* BEGIN *

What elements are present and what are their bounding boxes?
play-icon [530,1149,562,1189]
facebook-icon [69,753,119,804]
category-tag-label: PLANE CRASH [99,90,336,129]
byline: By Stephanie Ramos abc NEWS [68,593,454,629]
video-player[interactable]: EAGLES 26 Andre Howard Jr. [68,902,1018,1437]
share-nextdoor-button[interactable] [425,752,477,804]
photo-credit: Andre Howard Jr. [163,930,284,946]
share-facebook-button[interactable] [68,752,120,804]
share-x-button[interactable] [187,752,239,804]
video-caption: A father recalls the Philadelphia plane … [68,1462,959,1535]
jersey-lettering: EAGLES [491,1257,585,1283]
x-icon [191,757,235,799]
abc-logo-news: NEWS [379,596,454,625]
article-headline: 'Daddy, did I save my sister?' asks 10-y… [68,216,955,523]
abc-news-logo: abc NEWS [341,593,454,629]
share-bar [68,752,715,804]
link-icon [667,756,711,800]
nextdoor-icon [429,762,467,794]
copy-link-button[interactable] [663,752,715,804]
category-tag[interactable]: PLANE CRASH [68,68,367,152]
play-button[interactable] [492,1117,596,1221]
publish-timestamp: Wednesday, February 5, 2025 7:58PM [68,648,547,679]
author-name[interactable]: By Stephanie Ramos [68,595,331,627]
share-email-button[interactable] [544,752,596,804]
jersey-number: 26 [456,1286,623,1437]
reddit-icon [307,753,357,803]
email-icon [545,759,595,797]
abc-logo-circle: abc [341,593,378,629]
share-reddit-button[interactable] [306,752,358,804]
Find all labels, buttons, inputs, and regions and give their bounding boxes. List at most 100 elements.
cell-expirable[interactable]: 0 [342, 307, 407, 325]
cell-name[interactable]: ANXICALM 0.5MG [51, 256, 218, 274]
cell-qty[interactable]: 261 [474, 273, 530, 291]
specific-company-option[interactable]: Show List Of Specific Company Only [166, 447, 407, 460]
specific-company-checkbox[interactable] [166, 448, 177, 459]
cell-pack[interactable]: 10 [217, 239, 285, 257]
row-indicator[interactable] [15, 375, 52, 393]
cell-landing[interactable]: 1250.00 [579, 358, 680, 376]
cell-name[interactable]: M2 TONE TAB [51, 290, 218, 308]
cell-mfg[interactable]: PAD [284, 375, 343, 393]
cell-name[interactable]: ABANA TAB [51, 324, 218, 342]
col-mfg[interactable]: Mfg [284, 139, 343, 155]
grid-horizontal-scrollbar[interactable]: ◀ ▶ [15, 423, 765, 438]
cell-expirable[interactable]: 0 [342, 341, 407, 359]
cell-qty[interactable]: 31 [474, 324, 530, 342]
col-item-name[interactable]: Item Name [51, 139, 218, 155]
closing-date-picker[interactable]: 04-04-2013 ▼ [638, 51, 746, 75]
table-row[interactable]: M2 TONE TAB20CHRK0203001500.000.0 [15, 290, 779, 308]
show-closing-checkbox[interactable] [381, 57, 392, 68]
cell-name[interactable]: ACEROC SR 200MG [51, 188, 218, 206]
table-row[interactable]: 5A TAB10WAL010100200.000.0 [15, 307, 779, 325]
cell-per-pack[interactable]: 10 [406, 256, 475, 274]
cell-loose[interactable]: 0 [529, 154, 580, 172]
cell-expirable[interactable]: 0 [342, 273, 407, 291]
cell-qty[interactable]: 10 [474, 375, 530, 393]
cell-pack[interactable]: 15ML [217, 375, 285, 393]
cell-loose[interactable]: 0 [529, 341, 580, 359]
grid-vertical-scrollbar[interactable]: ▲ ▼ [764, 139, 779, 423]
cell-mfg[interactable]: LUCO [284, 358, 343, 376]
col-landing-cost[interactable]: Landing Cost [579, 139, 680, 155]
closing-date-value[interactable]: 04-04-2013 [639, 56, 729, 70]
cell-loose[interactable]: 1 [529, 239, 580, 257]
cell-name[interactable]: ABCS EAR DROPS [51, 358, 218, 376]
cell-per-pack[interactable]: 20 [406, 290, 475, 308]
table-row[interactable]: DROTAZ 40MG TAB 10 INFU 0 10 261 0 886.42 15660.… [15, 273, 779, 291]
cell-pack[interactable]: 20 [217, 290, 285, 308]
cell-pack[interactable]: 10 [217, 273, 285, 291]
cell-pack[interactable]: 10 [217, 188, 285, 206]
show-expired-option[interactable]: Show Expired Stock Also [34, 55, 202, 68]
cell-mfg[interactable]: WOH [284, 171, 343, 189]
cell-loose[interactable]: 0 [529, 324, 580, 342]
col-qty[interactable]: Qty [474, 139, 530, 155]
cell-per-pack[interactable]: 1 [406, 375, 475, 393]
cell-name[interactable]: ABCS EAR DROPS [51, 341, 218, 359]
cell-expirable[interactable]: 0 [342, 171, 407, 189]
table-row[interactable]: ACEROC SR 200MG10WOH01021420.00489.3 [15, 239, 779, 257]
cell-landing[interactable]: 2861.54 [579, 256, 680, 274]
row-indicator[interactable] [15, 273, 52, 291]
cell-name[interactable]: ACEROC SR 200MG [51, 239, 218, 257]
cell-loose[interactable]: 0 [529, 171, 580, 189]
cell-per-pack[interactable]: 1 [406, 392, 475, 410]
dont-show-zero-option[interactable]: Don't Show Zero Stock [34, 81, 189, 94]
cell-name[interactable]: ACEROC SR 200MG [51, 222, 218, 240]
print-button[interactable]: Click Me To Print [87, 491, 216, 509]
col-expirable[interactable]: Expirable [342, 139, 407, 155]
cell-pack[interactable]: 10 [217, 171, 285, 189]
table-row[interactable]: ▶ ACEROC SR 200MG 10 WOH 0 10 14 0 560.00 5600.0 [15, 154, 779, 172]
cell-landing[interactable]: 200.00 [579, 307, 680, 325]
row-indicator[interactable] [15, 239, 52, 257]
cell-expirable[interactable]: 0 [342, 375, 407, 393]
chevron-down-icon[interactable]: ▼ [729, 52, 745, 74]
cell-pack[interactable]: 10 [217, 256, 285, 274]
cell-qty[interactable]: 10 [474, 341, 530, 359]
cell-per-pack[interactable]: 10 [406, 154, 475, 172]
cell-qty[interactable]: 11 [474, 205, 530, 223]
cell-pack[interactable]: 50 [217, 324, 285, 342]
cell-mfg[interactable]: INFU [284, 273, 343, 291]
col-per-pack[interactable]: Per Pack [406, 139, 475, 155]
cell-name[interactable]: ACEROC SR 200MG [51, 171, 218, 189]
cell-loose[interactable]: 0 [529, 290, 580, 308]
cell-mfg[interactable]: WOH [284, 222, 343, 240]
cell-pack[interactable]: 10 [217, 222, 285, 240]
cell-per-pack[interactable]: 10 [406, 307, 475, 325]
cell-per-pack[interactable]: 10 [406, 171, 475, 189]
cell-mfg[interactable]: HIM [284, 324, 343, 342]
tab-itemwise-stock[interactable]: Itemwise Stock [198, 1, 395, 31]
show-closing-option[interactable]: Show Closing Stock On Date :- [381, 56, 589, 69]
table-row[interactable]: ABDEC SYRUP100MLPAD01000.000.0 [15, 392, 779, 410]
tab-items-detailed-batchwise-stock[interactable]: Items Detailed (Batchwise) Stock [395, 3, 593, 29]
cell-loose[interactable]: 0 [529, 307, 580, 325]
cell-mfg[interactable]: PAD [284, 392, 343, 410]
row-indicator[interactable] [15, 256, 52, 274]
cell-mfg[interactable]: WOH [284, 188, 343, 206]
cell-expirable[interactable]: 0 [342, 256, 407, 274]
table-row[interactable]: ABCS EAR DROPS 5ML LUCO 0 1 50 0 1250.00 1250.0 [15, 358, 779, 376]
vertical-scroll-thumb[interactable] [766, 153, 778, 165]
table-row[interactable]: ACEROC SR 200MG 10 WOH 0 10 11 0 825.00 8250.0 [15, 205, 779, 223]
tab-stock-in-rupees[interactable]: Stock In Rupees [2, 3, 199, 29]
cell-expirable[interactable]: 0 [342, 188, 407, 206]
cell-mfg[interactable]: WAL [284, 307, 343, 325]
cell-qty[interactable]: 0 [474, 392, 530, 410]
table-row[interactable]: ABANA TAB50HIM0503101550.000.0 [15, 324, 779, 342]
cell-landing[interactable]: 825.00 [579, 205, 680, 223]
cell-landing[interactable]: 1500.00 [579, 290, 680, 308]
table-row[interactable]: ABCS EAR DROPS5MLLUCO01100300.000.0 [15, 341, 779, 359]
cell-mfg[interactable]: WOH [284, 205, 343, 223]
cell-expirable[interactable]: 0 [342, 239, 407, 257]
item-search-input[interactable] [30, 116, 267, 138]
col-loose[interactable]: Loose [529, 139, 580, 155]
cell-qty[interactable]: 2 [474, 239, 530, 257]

* END *

WRITTEN EXERCISE:
Copy out the stretch of the records from their first line through the line containing "share-reddit-button[interactable] [306,752,358,804]". Keep every line unchanged.

RESULT BELOW:
What elements are present and what are their bounding boxes?
play-icon [530,1149,562,1189]
facebook-icon [69,753,119,804]
category-tag-label: PLANE CRASH [99,90,336,129]
byline: By Stephanie Ramos abc NEWS [68,593,454,629]
video-player[interactable]: EAGLES 26 Andre Howard Jr. [68,902,1018,1437]
share-nextdoor-button[interactable] [425,752,477,804]
photo-credit: Andre Howard Jr. [163,930,284,946]
share-facebook-button[interactable] [68,752,120,804]
share-x-button[interactable] [187,752,239,804]
video-caption: A father recalls the Philadelphia plane … [68,1462,959,1535]
jersey-lettering: EAGLES [491,1257,585,1283]
x-icon [191,757,235,799]
abc-logo-news: NEWS [379,596,454,625]
article-headline: 'Daddy, did I save my sister?' asks 10-y… [68,216,955,523]
abc-news-logo: abc NEWS [341,593,454,629]
share-bar [68,752,715,804]
link-icon [667,756,711,800]
nextdoor-icon [429,762,467,794]
copy-link-button[interactable] [663,752,715,804]
category-tag[interactable]: PLANE CRASH [68,68,367,152]
play-button[interactable] [492,1117,596,1221]
publish-timestamp: Wednesday, February 5, 2025 7:58PM [68,648,547,679]
author-name[interactable]: By Stephanie Ramos [68,595,331,627]
share-email-button[interactable] [544,752,596,804]
jersey-number: 26 [456,1286,623,1437]
reddit-icon [307,753,357,803]
email-icon [545,759,595,797]
abc-logo-circle: abc [341,593,378,629]
share-reddit-button[interactable] [306,752,358,804]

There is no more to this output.